Data extracted from a collection:

◆ ◆ ◆ ◆ ◆ ◆ ◆

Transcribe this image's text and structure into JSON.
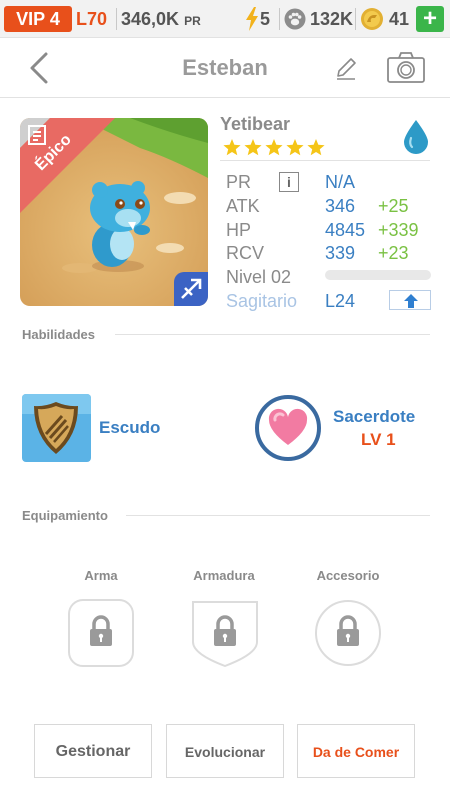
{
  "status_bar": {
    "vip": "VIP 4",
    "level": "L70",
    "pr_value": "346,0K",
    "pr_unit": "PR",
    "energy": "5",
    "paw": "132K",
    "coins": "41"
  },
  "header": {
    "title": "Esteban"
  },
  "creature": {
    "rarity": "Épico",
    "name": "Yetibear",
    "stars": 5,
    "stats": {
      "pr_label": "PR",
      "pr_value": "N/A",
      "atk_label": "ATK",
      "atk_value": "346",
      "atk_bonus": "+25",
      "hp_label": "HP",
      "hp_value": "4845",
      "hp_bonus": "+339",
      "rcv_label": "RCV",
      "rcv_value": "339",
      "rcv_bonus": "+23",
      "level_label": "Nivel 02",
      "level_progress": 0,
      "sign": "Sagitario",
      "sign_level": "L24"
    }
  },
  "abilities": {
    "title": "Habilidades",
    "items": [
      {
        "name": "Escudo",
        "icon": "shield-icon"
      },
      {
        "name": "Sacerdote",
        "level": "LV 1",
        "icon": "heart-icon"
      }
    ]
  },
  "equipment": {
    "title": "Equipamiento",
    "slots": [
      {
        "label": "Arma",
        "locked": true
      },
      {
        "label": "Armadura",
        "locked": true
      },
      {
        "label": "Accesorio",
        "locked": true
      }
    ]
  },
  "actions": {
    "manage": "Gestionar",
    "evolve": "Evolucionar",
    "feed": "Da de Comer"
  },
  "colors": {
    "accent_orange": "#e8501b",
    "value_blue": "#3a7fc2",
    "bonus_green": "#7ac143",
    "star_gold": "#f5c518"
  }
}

◆ ◆ ◆ ◆ ◆ ◆ ◆

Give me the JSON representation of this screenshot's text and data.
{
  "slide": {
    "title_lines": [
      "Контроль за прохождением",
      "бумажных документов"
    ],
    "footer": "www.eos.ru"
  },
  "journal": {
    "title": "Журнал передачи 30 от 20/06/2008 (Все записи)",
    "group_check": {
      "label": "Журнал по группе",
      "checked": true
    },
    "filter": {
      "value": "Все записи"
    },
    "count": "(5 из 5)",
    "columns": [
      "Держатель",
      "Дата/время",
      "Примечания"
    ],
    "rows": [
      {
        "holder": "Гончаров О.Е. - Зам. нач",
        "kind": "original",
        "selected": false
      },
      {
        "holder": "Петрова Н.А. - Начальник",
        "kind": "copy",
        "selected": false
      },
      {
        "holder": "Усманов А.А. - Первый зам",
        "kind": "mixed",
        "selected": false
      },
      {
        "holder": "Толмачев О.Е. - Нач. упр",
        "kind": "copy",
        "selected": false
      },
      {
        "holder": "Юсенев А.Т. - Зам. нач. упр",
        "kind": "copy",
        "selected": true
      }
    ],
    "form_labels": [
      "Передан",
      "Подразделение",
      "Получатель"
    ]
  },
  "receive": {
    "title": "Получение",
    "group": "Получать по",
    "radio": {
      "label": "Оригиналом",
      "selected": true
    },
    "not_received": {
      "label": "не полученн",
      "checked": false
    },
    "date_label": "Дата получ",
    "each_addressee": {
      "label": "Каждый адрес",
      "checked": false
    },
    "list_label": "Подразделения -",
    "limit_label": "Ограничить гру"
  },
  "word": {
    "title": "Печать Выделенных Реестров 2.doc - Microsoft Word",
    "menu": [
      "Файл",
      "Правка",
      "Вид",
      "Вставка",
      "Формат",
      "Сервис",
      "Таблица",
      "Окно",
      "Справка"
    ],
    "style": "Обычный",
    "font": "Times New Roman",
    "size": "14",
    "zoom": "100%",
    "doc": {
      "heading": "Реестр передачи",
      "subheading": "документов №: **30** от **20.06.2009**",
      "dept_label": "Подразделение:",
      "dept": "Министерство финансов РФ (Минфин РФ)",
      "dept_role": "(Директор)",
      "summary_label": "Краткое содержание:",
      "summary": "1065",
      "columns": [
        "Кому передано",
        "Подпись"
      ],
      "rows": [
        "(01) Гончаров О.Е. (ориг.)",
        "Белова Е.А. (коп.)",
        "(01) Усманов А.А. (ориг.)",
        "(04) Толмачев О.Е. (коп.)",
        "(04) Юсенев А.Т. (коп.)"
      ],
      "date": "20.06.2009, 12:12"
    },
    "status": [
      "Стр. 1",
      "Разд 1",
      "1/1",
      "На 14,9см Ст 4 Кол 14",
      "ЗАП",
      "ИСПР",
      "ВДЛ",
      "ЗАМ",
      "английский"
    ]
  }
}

◆ ◆ ◆ ◆ ◆ ◆ ◆

=== SHORT EXERCISE ===
Extract, from the material above, each line holding the word "документов".

=== TASK ANSWER ===
      "бумажных документов"
      "subheading": "документов №: **30** от **20.06.2009**",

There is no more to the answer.